» Brief:
Copy out each line exactly as it appears.

» Extracted data:

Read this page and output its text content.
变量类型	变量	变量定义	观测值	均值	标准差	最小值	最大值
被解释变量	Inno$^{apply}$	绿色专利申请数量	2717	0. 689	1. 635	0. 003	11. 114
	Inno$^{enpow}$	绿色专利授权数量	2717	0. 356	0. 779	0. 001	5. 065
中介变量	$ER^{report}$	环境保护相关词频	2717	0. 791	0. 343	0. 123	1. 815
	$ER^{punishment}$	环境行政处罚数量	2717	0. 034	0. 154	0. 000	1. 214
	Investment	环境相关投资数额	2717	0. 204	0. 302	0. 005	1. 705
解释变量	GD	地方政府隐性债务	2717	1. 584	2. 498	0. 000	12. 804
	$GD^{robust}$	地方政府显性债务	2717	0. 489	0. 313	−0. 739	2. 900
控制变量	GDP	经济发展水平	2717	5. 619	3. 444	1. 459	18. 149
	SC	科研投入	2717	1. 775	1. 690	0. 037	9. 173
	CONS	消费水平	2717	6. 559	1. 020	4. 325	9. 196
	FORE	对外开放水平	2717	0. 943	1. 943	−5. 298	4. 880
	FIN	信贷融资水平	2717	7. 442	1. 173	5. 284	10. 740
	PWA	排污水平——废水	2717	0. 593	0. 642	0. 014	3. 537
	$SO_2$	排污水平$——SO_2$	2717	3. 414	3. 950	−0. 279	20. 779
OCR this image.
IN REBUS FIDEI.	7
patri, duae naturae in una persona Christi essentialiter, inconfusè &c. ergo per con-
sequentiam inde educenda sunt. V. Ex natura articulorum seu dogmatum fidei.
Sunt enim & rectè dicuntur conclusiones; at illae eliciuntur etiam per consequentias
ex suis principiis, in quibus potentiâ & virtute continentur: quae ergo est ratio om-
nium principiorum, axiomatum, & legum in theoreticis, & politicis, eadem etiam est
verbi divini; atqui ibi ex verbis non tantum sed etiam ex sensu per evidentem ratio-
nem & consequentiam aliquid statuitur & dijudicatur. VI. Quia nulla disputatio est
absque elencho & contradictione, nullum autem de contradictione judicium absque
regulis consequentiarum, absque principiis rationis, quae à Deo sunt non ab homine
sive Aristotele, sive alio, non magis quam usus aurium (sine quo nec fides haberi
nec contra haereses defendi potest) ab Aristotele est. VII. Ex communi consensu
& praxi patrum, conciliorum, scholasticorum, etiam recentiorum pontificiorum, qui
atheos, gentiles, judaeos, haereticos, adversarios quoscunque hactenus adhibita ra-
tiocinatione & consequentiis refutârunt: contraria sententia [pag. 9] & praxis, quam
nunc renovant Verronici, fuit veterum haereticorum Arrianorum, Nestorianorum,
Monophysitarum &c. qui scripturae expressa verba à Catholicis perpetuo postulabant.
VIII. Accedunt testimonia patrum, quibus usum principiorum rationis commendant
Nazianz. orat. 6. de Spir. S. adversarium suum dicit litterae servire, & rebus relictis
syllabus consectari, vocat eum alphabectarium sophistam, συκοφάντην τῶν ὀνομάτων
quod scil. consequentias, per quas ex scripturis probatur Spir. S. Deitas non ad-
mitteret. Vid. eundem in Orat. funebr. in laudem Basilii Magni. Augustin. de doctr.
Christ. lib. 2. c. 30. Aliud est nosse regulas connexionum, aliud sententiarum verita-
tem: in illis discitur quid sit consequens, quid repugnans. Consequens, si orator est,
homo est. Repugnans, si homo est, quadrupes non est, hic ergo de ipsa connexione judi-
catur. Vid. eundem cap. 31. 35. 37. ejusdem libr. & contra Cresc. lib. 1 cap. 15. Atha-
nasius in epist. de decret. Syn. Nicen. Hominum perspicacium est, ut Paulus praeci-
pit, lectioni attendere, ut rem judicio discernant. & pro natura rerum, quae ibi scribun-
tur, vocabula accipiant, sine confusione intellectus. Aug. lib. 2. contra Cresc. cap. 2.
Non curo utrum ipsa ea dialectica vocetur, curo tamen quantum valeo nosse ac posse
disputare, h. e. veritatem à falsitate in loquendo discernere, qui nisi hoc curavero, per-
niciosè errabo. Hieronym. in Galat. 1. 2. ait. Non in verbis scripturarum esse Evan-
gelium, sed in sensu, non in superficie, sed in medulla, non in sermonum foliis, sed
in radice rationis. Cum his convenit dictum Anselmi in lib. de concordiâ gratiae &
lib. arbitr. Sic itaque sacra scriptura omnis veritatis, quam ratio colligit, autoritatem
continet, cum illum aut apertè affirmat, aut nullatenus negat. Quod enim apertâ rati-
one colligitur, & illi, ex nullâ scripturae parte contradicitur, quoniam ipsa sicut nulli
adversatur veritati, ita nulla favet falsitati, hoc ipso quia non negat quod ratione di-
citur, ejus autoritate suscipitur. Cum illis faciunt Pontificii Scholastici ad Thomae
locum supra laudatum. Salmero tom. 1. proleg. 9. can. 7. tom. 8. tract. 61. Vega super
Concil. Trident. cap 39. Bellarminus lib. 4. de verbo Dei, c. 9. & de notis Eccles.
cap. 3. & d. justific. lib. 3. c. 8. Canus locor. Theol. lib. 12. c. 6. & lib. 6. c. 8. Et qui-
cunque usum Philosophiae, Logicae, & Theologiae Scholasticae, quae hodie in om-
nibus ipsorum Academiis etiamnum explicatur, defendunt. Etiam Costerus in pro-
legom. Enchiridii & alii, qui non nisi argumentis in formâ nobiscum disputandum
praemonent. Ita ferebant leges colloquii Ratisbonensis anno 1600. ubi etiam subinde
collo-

» Finished answer:
Read this page and output its text content.
变量类型	变量	变量定义	观测值	均值	标准差	最小值	最大值
被解释变量	Inno$^{apply}$	绿色专利申请数量	2717	0. 689	1. 635	0. 003	11. 114
	Inno$^{enpow}$	绿色专利授权数量	2717	0. 356	0. 779	0. 001	5. 065
中介变量	$ER^{report}$	环境保护相关词频	2717	0. 791	0. 343	0. 123	1. 815
	$ER^{punishment}$	环境行政处罚数量	2717	0. 034	0. 154	0. 000	1. 214
	Investment	环境相关投资数额	2717	0. 204	0. 302	0. 005	1. 705
解释变量	GD	地方政府隐性债务	2717	1. 584	2. 498	0. 000	12. 804
	$GD^{robust}$	地方政府显性债务	2717	0. 489	0. 313	−0. 739	2. 900
控制变量	GDP	经济发展水平	2717	5. 619	3. 444	1. 459	18. 149
	SC	科研投入	2717	1. 775	1. 690	0. 037	9. 173
	CONS	消费水平	2717	6. 559	1. 020	4. 325	9. 196
	FORE	对外开放水平	2717	0. 943	1. 943	−5. 298	4. 880
	FIN	信贷融资水平	2717	7. 442	1. 173	5. 284	10. 740
	PWA	排污水平——废水	2717	0. 593	0. 642	0. 014	3. 537
	$SO_2$	排污水平$——SO_2$	2717	3. 414	3. 950	−0. 279	20. 779
OCR this image.
IN REBUS FIDEI.	7
patri, duae naturae in una persona Christi essentialiter, inconfusè &c. ergo per con-
sequentiam inde educenda sunt. V. Ex natura articulorum seu dogmatum fidei.
Sunt enim & rectè dicuntur conclusiones; at illae eliciuntur etiam per consequentias
ex suis principiis, in quibus potentiâ & virtute continentur: quae ergo est ratio om-
nium principiorum, axiomatum, & legum in theoreticis, & politicis, eadem etiam est
verbi divini; atqui ibi ex verbis non tantum sed etiam ex sensu per evidentem ratio-
nem & consequentiam aliquid statuitur & dijudicatur. VI. Quia nulla disputatio est
absque elencho & contradictione, nullum autem de contradictione judicium absque
regulis consequentiarum, absque principiis rationis, quae à Deo sunt non ab homine
sive Aristotele, sive alio, non magis quam usus aurium (sine quo nec fides haberi
nec contra haereses defendi potest) ab Aristotele est. VII. Ex communi consensu
& praxi patrum, conciliorum, scholasticorum, etiam recentiorum pontificiorum, qui
atheos, gentiles, judaeos, haereticos, adversarios quoscunque hactenus adhibita ra-
tiocinatione & consequentiis refutârunt: contraria sententia [pag. 9] & praxis, quam
nunc renovant Verronici, fuit veterum haereticorum Arrianorum, Nestorianorum,
Monophysitarum &c. qui scripturae expressa verba à Catholicis perpetuo postulabant.
VIII. Accedunt testimonia patrum, quibus usum principiorum rationis commendant
Nazianz. orat. 6. de Spir. S. adversarium suum dicit litterae servire, & rebus relictis
syllabus consectari, vocat eum alphabectarium sophistam, συκοφάντην τῶν ὀνομάτων
quod scil. consequentias, per quas ex scripturis probatur Spir. S. Deitas non ad-
mitteret. Vid. eundem in Orat. funebr. in laudem Basilii Magni. Augustin. de doctr.
Christ. lib. 2. c. 30. Aliud est nosse regulas connexionum, aliud sententiarum verita-
tem: in illis discitur quid sit consequens, quid repugnans. Consequens, si orator est,
homo est. Repugnans, si homo est, quadrupes non est, hic ergo de ipsa connexione judi-
catur. Vid. eundem cap. 31. 35. 37. ejusdem libr. & contra Cresc. lib. 1 cap. 15. Atha-
nasius in epist. de decret. Syn. Nicen. Hominum perspicacium est, ut Paulus praeci-
pit, lectioni attendere, ut rem judicio discernant. & pro natura rerum, quae ibi scribun-
tur, vocabula accipiant, sine confusione intellectus. Aug. lib. 2. contra Cresc. cap. 2.
Non curo utrum ipsa ea dialectica vocetur, curo tamen quantum valeo nosse ac posse
disputare, h. e. veritatem à falsitate in loquendo discernere, qui nisi hoc curavero, per-
niciosè errabo. Hieronym. in Galat. 1. 2. ait. Non in verbis scripturarum esse Evan-
gelium, sed in sensu, non in superficie, sed in medulla, non in sermonum foliis, sed
in radice rationis. Cum his convenit dictum Anselmi in lib. de concordiâ gratiae &
lib. arbitr. Sic itaque sacra scriptura omnis veritatis, quam ratio colligit, autoritatem
continet, cum illum aut apertè affirmat, aut nullatenus negat. Quod enim apertâ rati-
one colligitur, & illi, ex nullâ scripturae parte contradicitur, quoniam ipsa sicut nulli
adversatur veritati, ita nulla favet falsitati, hoc ipso quia non negat quod ratione di-
citur, ejus autoritate suscipitur. Cum illis faciunt Pontificii Scholastici ad Thomae
locum supra laudatum. Salmero tom. 1. proleg. 9. can. 7. tom. 8. tract. 61. Vega super
Concil. Trident. cap 39. Bellarminus lib. 4. de verbo Dei, c. 9. & de notis Eccles.
cap. 3. & d. justific. lib. 3. c. 8. Canus locor. Theol. lib. 12. c. 6. & lib. 6. c. 8. Et qui-
cunque usum Philosophiae, Logicae, & Theologiae Scholasticae, quae hodie in om-
nibus ipsorum Academiis etiamnum explicatur, defendunt. Etiam Costerus in pro-
legom. Enchiridii & alii, qui non nisi argumentis in formâ nobiscum disputandum
praemonent. Ita ferebant leges colloquii Ratisbonensis anno 1600. ubi etiam subinde
collo-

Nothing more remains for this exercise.